ページ本文
========

サーバを追加する際は,これから追加されるサーバが既存のアンサンブルのリーダーに接続し同期が取れている必要があります.

Dynamic Reconfiguration を実行してみる

それでは Dynamic Reconfiguration を試してみます.

Docker イメージ snobutaka/zookeeper:3.5.3-beta で,ZooKeeper を起動します. このイメージは,公式の ZooKeeper イメージ では考慮されていないプロパティを追加でいくつか設定できるようにしたものです.

docker-compose を使って,ZooKeeper を 3 台立ち上げます. 次に示す docker-compose.yml では,

  • zoo1 と zoo2 がアンサンブルを構成する
  • zoo3 が上記のアンサンブルに接続する (参加はしていない)

という状況が作られます. 想定としては,2 台のアンサンブルを運用しているところに,新たに 3 台目を追加しようとしているといったシチュエーションです (3 台目も docker-compose で同時に立ち上がりはするのですが……).

========

作業内容
本文の「Dynamic Reconfiguration を実行してみる」を含む語句から「ZooKeeper イメージ では考慮されていないプロパティを追加でいくつか設定できるようにしたものです.」までの部分を、「Dynamic Reconfiguration」を「動的再構成」に置き換えて書き直しなさい。 行を参照する必要はありません。

データセット
========

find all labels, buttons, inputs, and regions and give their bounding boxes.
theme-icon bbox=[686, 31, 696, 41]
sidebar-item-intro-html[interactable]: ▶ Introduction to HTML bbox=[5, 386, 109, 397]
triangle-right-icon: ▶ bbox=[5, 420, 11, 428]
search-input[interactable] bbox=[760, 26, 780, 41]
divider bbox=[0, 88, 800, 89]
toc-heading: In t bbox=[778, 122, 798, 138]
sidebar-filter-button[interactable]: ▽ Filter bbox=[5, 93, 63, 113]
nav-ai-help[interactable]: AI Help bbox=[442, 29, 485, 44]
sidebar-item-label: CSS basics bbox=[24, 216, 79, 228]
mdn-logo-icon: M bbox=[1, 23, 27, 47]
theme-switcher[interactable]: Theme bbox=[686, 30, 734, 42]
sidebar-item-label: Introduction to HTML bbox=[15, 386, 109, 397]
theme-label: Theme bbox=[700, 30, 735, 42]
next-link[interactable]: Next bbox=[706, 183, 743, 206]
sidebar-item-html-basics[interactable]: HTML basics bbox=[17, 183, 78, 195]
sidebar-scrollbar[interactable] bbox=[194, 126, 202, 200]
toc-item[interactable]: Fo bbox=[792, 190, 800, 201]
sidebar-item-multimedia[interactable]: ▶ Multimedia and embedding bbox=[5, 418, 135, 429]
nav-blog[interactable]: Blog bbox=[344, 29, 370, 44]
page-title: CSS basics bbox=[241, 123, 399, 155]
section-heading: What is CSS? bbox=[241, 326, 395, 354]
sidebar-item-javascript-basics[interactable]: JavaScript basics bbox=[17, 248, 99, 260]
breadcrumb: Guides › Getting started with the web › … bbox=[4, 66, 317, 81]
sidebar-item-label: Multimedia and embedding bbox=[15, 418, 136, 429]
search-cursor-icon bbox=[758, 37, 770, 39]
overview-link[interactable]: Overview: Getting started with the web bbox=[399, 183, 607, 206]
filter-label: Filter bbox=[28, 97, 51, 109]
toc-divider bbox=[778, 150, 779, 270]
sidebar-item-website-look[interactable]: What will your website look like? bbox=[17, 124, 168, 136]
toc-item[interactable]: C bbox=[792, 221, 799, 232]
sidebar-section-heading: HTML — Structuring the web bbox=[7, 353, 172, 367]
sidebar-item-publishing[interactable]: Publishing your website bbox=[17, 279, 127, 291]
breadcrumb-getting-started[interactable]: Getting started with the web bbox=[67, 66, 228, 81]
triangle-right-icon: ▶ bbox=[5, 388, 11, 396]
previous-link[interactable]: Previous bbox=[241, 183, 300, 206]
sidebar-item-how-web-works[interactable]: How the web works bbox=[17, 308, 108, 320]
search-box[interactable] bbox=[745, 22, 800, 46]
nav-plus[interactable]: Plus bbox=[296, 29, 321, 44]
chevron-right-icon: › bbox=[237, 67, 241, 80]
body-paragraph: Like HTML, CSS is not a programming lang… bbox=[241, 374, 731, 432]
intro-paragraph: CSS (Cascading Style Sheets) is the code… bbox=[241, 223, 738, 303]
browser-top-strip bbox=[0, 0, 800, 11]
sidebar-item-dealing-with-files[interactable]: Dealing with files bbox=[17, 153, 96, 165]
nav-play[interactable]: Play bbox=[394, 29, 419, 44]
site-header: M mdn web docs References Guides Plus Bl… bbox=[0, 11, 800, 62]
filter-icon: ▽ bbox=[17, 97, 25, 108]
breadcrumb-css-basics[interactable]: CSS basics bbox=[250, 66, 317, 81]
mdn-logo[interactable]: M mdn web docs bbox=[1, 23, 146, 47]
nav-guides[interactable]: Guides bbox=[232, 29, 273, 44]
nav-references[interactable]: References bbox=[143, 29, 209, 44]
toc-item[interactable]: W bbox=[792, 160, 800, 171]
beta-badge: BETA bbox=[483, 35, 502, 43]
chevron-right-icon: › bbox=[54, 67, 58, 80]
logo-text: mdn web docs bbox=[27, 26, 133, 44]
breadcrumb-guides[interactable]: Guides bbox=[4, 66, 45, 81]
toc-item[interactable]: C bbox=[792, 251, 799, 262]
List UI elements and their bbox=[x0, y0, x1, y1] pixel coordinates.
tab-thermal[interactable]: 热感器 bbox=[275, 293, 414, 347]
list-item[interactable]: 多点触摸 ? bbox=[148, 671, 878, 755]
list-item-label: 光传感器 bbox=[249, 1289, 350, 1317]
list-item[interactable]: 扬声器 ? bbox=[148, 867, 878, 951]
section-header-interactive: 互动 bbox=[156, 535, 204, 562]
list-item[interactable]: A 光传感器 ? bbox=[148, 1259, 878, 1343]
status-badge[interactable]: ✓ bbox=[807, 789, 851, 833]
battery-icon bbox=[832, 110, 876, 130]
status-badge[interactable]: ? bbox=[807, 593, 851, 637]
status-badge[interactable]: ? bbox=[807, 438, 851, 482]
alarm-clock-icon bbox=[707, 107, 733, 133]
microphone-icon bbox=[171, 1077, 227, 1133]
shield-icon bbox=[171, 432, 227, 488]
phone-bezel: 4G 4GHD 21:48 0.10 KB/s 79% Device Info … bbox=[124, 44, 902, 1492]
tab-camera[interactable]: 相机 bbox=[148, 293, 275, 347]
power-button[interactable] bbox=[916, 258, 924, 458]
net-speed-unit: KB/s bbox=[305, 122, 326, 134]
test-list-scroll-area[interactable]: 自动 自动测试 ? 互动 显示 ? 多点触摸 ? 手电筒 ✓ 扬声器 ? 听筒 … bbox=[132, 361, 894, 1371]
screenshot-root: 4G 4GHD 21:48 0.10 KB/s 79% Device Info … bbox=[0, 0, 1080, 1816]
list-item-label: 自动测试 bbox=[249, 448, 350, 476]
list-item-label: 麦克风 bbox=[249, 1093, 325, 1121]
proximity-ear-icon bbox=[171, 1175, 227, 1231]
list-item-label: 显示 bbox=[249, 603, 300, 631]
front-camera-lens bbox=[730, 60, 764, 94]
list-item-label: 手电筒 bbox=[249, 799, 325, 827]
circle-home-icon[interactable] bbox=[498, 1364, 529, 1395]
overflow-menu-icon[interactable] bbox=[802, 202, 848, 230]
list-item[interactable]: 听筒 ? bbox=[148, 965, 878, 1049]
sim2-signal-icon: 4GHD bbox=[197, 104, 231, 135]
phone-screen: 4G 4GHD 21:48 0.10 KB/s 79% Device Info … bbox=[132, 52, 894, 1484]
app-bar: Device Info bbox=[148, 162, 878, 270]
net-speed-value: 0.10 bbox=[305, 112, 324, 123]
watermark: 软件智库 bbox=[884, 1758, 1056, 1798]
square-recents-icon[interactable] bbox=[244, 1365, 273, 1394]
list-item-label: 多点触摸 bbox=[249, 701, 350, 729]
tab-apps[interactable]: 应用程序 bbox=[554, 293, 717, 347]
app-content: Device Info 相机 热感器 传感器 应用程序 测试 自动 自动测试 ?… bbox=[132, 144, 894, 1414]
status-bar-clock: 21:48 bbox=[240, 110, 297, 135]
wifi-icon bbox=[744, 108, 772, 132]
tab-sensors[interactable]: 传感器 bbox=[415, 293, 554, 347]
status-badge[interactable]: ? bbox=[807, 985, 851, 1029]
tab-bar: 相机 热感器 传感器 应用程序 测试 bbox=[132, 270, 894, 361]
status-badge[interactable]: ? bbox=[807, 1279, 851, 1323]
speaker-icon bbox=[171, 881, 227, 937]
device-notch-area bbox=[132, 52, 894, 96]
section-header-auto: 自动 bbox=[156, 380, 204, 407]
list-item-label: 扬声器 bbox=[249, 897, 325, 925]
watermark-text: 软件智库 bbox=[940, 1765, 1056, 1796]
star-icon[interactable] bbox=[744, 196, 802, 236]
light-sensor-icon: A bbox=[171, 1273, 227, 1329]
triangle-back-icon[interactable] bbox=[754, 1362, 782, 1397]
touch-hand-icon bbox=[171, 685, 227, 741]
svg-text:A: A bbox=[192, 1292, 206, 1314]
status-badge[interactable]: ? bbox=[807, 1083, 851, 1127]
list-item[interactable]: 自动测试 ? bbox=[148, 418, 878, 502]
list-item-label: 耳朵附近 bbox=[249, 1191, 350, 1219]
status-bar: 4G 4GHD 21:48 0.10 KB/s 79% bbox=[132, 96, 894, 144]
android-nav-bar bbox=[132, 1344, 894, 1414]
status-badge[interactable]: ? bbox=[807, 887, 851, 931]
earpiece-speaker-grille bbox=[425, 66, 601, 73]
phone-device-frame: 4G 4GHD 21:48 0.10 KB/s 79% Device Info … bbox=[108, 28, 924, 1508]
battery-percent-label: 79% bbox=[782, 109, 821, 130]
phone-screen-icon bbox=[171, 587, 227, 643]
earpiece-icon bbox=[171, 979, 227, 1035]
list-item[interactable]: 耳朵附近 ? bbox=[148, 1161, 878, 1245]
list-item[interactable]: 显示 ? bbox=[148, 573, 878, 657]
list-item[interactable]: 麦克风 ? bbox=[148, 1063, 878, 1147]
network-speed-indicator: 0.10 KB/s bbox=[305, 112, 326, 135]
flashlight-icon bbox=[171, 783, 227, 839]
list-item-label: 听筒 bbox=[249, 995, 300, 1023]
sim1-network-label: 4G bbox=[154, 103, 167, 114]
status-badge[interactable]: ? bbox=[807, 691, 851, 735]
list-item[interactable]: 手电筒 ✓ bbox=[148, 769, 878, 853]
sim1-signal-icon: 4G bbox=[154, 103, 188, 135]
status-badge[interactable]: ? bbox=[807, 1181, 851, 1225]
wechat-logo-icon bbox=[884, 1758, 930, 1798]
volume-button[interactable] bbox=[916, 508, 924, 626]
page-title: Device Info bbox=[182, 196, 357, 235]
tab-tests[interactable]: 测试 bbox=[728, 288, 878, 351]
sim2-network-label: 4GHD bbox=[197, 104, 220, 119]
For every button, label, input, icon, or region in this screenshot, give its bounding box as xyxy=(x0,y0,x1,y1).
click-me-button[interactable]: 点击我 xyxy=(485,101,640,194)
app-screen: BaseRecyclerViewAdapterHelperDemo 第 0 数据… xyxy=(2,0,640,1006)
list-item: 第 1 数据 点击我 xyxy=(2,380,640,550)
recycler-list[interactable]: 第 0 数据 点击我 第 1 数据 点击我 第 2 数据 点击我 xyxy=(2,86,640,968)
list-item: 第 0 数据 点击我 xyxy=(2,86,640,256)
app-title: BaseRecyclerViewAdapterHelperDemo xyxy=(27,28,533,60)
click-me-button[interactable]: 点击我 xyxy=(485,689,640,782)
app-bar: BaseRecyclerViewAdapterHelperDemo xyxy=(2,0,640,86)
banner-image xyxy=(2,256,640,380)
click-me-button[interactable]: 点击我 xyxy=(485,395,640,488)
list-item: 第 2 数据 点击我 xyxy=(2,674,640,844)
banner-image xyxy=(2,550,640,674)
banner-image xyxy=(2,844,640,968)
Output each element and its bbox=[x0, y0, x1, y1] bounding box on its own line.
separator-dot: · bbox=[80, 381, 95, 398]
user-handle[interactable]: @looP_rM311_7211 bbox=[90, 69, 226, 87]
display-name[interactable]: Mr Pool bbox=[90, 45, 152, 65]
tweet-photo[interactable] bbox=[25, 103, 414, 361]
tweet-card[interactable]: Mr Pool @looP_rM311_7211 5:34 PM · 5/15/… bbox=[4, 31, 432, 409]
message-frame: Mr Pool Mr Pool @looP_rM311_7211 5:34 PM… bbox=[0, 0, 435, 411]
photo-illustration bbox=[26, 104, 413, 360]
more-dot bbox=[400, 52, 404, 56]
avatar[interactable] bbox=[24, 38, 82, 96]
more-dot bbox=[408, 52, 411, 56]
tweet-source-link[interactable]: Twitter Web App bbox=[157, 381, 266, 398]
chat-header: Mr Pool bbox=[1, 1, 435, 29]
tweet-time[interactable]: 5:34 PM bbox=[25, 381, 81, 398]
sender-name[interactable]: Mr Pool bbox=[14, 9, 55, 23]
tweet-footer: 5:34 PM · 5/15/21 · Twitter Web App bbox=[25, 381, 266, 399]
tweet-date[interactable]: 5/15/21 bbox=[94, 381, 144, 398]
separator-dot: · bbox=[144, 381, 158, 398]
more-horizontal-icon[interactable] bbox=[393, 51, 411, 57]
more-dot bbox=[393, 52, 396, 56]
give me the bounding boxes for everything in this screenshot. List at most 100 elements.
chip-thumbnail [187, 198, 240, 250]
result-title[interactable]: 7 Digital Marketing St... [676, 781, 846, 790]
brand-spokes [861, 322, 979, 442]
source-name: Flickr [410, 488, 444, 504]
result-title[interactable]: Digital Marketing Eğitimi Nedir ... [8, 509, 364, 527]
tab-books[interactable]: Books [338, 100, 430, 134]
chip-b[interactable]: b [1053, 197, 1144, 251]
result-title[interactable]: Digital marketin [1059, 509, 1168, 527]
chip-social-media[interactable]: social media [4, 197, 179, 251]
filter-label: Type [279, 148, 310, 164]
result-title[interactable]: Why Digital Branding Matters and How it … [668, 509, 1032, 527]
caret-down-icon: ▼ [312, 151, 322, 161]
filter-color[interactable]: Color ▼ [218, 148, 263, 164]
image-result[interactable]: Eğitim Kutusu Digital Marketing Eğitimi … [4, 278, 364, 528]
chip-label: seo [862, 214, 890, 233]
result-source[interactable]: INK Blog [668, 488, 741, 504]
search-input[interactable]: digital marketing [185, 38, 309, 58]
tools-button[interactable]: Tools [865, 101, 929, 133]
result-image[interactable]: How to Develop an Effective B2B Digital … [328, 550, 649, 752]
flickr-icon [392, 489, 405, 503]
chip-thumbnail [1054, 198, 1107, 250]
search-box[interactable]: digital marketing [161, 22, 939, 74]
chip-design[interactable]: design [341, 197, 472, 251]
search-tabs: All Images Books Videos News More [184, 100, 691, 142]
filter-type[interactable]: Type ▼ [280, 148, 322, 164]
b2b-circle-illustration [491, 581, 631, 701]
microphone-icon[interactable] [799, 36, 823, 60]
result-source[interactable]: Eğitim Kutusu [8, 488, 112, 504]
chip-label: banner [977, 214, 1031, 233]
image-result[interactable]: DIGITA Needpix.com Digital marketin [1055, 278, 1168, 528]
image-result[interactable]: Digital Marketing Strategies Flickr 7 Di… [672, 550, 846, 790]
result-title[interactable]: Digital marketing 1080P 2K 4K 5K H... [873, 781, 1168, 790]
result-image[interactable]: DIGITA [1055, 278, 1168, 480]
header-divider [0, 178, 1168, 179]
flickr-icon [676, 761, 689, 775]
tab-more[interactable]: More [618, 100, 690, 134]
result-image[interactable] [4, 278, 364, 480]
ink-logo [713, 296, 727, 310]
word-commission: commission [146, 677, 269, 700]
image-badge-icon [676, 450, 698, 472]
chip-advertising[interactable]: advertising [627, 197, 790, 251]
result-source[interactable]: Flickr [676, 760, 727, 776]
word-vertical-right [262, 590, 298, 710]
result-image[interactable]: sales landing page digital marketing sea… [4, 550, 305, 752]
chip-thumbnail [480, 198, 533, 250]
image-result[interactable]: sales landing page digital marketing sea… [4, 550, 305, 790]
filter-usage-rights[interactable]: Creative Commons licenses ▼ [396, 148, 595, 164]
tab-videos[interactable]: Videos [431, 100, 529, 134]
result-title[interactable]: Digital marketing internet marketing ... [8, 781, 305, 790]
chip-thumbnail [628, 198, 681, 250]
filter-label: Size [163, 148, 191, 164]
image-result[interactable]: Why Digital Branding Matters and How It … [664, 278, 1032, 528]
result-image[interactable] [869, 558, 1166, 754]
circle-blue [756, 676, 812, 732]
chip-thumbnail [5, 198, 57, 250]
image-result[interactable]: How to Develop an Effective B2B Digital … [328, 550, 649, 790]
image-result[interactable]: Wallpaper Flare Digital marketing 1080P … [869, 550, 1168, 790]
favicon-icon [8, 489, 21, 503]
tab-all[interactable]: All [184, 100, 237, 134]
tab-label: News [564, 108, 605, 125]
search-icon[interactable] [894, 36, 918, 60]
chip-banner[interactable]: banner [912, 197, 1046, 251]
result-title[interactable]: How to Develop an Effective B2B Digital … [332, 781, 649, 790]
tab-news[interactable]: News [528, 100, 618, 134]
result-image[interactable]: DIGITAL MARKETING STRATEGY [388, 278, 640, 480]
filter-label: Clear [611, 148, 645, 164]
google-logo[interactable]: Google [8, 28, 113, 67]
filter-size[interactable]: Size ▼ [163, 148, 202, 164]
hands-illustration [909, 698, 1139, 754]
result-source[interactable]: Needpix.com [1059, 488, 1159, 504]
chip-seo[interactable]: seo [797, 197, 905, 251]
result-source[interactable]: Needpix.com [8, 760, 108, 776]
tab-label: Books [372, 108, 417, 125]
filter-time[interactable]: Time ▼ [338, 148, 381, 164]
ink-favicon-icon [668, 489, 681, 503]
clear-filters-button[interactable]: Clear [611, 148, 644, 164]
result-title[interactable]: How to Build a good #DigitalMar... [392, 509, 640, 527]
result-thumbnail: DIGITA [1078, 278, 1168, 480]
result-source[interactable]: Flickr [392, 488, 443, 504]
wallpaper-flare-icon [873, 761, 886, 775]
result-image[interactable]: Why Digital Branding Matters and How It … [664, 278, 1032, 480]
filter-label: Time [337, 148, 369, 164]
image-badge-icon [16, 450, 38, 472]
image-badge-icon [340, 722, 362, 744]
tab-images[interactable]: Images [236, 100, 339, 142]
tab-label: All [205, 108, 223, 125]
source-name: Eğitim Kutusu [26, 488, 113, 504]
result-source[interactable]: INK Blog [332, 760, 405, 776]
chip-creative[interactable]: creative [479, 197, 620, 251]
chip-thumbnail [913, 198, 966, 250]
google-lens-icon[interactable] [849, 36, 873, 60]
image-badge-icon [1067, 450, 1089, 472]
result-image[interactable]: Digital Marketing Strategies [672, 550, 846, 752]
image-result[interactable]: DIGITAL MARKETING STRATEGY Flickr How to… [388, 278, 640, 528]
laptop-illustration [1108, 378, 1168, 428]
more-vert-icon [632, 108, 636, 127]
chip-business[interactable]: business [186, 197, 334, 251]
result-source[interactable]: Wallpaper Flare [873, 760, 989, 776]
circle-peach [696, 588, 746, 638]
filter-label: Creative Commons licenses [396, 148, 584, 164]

========

解答
動的再構成 を実行してみる

それでは 動的再構成 を試してみます.

Docker イメージ snobutaka/zookeeper:3.5.3-beta で,ZooKeeper を起動します. このイメージは,公式の ZooKeeper イメージ では考慮されていないプロパティを追加でいくつか設定できるようにしたものです.